### Instructions for the task
Count how many lines hold the string "ffffff". Give that number alone.

— Start Source material —

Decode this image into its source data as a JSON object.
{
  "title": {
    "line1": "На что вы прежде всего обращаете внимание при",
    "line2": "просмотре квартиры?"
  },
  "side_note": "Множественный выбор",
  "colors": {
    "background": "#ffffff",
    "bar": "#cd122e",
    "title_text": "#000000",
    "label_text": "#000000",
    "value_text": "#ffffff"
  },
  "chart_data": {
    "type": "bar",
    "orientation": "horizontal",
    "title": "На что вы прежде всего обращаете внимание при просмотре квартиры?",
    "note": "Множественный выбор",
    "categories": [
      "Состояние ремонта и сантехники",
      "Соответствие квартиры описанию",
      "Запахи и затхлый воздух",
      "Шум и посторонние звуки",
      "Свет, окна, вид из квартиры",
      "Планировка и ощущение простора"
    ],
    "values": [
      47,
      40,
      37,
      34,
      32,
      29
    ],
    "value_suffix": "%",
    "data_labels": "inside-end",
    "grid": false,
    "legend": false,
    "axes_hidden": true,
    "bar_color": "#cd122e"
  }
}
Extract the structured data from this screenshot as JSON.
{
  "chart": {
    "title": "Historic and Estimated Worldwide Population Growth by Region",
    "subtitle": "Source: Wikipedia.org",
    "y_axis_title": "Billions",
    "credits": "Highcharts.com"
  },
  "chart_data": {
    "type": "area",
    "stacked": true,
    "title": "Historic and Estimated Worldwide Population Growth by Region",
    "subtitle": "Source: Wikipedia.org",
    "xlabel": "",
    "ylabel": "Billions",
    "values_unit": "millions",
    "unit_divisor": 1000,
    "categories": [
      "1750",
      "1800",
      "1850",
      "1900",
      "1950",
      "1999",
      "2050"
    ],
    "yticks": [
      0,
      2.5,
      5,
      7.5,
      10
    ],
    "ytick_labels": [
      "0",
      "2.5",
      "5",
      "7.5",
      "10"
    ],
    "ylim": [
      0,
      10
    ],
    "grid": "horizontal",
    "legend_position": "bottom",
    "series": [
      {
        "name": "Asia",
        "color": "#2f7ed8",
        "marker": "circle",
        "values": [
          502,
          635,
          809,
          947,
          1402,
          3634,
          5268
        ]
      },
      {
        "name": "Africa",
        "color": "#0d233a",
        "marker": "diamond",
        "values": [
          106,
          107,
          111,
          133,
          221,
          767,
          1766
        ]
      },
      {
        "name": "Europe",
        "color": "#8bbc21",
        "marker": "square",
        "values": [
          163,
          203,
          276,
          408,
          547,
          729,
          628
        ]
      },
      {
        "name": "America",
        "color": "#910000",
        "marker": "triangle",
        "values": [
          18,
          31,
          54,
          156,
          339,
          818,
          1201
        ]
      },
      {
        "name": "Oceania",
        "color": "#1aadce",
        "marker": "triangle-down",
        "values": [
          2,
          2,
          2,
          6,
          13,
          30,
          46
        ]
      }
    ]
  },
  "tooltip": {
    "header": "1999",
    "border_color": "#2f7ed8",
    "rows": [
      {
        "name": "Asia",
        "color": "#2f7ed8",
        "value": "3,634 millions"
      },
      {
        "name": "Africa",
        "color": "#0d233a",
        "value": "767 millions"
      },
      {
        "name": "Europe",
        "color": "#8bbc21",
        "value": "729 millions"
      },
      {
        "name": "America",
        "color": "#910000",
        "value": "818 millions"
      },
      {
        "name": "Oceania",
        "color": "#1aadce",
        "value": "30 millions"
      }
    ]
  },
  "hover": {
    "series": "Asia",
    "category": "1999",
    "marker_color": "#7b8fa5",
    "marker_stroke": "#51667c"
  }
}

— End Source material —
— Start Source material —

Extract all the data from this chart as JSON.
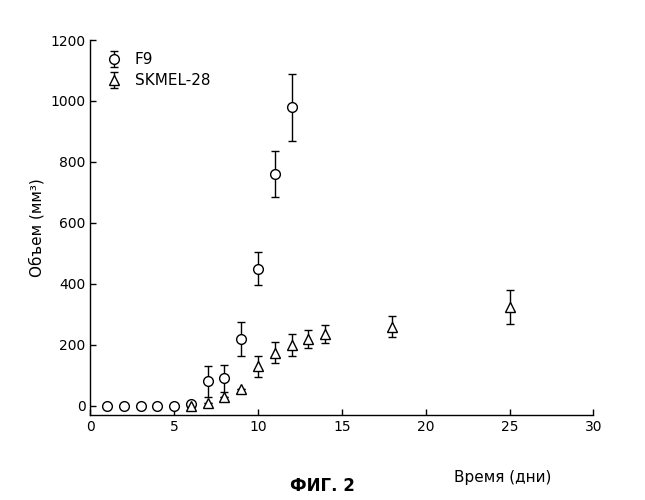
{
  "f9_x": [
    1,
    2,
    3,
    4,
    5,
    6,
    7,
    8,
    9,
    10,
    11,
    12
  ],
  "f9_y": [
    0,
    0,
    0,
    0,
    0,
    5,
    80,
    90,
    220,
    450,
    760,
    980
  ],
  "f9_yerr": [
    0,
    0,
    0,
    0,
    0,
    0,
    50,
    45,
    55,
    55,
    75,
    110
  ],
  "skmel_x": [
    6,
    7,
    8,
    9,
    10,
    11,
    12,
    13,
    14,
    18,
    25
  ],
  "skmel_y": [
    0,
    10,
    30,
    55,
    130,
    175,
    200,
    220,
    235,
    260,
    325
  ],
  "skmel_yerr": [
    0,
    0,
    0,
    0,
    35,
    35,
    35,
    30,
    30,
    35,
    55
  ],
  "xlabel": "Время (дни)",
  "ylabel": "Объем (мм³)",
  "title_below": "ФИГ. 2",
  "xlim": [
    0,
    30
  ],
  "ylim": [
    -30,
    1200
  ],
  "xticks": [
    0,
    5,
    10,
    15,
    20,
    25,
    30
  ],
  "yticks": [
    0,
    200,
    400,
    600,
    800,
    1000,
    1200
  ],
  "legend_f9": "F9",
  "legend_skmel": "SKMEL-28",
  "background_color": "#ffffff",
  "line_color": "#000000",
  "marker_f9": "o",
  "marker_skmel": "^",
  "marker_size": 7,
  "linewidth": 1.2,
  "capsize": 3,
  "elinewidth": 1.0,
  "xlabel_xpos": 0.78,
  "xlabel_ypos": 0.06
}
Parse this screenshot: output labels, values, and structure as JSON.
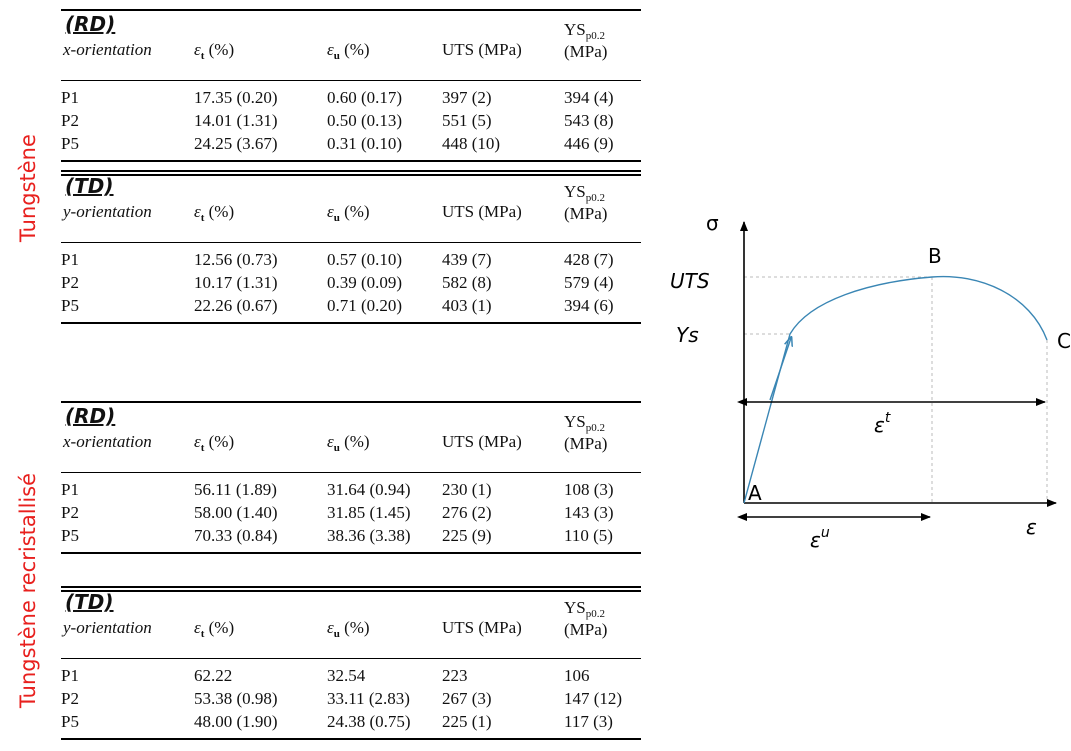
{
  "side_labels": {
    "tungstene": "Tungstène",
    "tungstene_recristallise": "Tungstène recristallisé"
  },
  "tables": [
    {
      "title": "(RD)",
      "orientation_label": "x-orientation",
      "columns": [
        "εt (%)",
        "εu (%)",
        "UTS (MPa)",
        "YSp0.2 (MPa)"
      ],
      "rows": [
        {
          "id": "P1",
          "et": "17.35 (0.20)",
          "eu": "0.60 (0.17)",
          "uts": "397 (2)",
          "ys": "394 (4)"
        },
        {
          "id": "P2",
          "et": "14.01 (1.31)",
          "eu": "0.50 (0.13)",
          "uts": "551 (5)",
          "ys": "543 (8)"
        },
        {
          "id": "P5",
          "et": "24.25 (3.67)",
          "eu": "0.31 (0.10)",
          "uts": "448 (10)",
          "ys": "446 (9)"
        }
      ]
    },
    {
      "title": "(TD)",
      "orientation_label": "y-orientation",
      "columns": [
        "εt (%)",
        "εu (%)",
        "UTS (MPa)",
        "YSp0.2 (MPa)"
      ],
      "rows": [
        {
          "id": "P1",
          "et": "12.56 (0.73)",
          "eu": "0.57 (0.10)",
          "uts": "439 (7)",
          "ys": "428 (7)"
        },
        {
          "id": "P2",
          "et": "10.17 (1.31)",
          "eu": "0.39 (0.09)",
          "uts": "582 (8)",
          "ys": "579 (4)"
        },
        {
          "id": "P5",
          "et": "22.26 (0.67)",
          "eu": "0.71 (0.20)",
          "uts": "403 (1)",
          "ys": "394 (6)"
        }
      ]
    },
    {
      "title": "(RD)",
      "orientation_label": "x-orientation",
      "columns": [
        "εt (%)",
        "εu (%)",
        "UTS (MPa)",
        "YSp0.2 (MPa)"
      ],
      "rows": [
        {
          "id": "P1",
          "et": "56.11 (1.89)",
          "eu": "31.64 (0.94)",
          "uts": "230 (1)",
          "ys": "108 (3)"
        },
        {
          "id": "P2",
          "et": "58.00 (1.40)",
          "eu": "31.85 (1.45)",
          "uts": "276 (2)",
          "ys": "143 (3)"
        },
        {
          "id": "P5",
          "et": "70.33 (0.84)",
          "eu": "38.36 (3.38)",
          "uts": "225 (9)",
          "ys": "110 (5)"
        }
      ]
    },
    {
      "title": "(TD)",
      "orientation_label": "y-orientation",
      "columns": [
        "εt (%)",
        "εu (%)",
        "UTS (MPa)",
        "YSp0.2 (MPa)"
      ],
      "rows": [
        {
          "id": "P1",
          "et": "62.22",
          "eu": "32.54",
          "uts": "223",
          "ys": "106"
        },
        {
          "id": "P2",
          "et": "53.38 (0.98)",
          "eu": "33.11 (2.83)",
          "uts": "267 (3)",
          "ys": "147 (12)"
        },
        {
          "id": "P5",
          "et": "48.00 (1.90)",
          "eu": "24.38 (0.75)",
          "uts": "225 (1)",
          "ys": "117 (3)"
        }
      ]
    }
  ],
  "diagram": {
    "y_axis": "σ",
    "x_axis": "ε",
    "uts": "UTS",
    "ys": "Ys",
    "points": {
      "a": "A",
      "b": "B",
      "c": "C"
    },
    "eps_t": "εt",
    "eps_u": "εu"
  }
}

— End Source material —
— Start Source material —

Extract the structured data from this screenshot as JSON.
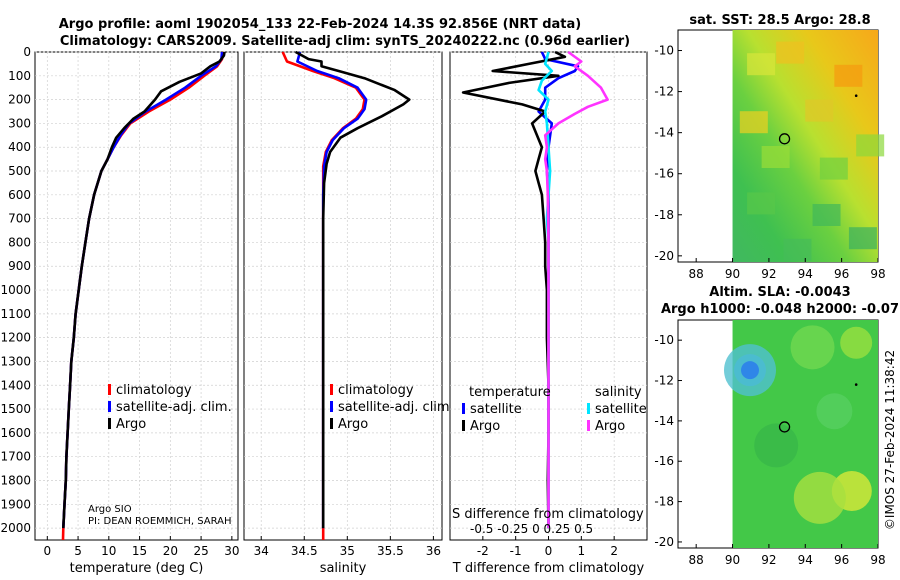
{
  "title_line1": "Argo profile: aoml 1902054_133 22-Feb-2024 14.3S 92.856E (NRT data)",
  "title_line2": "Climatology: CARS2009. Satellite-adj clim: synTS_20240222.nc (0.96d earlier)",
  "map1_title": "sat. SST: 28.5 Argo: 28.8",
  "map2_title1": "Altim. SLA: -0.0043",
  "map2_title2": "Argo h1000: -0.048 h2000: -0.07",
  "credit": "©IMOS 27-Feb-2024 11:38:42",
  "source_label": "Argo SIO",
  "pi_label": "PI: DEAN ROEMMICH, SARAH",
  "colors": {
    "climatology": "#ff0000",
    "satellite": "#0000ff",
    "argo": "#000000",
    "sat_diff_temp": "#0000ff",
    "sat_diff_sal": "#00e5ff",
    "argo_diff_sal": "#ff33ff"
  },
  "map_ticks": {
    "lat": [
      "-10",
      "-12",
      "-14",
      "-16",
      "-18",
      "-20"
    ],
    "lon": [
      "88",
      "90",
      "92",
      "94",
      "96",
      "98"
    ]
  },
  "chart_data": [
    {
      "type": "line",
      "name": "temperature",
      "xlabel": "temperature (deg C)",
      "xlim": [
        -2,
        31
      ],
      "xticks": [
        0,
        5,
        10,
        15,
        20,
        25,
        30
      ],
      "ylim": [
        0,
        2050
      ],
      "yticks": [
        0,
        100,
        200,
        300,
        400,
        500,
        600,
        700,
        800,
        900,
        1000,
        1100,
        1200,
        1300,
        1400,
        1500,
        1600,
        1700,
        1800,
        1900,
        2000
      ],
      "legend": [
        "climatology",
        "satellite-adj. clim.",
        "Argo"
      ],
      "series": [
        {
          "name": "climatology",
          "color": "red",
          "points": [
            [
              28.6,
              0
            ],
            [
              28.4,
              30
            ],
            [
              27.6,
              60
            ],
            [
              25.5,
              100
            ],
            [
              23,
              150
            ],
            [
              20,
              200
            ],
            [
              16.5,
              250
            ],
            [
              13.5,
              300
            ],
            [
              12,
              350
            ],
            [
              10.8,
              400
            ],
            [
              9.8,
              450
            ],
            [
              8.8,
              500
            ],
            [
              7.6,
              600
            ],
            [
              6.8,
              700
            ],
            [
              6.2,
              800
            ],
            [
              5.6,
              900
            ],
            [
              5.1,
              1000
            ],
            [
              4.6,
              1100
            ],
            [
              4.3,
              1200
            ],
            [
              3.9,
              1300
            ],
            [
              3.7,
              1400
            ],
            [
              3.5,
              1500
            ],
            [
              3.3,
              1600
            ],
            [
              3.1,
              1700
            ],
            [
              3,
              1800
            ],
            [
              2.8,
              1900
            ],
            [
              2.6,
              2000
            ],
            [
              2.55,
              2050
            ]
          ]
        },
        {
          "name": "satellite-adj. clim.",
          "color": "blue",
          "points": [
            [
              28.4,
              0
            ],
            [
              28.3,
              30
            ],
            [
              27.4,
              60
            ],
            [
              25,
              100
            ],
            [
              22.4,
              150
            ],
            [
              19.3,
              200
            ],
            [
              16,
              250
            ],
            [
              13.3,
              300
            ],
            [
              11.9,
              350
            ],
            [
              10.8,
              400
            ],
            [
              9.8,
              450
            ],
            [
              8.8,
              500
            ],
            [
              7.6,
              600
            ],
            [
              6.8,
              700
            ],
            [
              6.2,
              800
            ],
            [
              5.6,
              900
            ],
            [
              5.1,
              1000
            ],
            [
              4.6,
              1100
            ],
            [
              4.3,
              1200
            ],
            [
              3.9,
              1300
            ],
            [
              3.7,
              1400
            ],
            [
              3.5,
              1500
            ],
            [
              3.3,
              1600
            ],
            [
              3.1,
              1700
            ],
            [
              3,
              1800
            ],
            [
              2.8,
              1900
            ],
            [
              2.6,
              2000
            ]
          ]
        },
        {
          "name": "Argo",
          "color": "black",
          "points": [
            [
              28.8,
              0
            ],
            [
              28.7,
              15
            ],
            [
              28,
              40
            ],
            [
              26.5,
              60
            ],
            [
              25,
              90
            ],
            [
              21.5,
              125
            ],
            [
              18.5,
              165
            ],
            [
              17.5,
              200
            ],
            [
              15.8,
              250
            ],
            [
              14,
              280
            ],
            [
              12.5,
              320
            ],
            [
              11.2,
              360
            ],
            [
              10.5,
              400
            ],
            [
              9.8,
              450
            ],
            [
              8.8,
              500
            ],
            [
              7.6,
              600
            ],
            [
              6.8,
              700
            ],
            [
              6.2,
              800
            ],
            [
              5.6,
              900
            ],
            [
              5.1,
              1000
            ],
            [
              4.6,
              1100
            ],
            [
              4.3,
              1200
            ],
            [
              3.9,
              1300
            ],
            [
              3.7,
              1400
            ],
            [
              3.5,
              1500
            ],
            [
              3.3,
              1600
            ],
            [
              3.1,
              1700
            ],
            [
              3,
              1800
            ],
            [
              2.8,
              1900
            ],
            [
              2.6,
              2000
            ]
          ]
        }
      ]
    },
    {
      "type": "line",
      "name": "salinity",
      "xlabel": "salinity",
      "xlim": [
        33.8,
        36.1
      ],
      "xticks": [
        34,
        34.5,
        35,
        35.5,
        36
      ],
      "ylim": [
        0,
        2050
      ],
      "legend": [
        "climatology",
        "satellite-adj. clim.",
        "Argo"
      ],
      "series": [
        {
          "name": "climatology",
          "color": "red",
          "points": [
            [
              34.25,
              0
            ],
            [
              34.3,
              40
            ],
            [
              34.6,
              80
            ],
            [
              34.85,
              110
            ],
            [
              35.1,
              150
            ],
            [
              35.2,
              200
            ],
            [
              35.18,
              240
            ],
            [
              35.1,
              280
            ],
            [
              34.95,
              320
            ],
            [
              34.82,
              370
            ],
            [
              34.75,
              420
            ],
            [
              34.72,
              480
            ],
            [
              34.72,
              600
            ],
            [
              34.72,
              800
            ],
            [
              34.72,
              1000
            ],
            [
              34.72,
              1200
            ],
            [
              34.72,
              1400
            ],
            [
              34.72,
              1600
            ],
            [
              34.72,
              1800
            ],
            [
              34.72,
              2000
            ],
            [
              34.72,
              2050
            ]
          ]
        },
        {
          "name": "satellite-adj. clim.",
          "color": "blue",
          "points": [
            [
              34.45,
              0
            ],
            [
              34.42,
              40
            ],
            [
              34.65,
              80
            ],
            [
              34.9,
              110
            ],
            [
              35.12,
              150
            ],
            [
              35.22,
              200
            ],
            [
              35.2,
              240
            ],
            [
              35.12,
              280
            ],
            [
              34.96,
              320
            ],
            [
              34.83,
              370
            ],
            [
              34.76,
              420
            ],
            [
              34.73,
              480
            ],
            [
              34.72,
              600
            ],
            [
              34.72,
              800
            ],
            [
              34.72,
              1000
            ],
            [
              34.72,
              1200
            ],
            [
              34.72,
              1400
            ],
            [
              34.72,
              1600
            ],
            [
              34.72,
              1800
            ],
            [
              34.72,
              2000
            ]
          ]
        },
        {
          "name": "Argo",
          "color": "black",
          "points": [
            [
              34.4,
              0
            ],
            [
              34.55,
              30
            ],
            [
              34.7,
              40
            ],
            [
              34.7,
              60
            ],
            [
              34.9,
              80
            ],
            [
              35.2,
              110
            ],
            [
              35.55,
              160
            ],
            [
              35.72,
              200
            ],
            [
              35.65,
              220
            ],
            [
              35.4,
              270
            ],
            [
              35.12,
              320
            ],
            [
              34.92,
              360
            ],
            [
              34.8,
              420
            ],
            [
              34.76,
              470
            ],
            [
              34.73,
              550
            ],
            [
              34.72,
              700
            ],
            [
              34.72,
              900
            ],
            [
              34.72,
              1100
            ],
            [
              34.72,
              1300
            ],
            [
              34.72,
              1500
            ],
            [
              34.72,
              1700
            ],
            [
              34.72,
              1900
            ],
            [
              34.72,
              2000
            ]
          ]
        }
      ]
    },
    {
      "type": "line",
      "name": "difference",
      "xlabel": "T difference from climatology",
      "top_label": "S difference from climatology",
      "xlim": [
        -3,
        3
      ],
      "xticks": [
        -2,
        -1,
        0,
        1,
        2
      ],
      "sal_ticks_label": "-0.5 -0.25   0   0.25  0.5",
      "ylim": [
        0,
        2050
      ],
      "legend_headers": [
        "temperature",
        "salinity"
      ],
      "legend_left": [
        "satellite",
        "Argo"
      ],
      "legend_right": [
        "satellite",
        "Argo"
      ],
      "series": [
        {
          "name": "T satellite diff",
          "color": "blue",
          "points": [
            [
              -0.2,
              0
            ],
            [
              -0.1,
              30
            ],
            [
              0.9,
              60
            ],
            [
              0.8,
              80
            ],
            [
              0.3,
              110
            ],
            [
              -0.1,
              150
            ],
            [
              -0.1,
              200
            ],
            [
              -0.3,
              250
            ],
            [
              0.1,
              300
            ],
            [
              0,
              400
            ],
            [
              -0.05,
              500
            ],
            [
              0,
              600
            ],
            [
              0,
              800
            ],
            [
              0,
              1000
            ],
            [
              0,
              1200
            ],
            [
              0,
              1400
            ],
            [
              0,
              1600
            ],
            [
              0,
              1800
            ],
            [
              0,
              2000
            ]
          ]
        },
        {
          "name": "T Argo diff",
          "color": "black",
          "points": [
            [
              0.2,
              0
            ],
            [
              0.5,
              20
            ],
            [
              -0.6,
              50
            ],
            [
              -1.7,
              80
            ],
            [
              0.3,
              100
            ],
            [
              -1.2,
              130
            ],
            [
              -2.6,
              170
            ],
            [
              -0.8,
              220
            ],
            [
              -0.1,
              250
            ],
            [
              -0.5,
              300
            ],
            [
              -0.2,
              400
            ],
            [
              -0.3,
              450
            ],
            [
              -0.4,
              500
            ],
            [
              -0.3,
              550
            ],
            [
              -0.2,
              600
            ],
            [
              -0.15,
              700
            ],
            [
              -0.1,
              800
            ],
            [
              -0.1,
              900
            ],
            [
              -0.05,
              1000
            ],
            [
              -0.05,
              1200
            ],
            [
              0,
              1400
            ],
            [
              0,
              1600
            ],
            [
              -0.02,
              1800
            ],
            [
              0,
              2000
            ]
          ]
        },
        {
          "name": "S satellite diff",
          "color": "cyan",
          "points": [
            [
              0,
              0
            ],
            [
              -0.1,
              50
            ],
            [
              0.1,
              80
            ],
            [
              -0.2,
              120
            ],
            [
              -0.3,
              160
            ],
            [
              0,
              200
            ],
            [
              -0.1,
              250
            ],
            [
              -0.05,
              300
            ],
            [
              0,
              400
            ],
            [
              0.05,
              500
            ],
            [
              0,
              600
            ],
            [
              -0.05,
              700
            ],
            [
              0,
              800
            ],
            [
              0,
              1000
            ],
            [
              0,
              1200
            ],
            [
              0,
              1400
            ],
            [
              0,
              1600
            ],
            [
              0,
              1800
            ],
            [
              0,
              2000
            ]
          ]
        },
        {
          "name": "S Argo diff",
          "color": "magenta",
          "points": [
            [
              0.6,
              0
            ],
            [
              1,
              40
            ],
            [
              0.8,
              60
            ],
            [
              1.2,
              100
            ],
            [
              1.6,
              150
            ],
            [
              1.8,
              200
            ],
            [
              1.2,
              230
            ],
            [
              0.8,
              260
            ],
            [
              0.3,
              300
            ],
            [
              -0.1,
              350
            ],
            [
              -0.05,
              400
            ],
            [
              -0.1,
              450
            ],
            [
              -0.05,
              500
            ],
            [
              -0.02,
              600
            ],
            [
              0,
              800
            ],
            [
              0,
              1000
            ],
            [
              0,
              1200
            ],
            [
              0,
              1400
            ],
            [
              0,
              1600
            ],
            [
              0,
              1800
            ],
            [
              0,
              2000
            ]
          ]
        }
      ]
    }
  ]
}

— End Source material —

### Finished task
3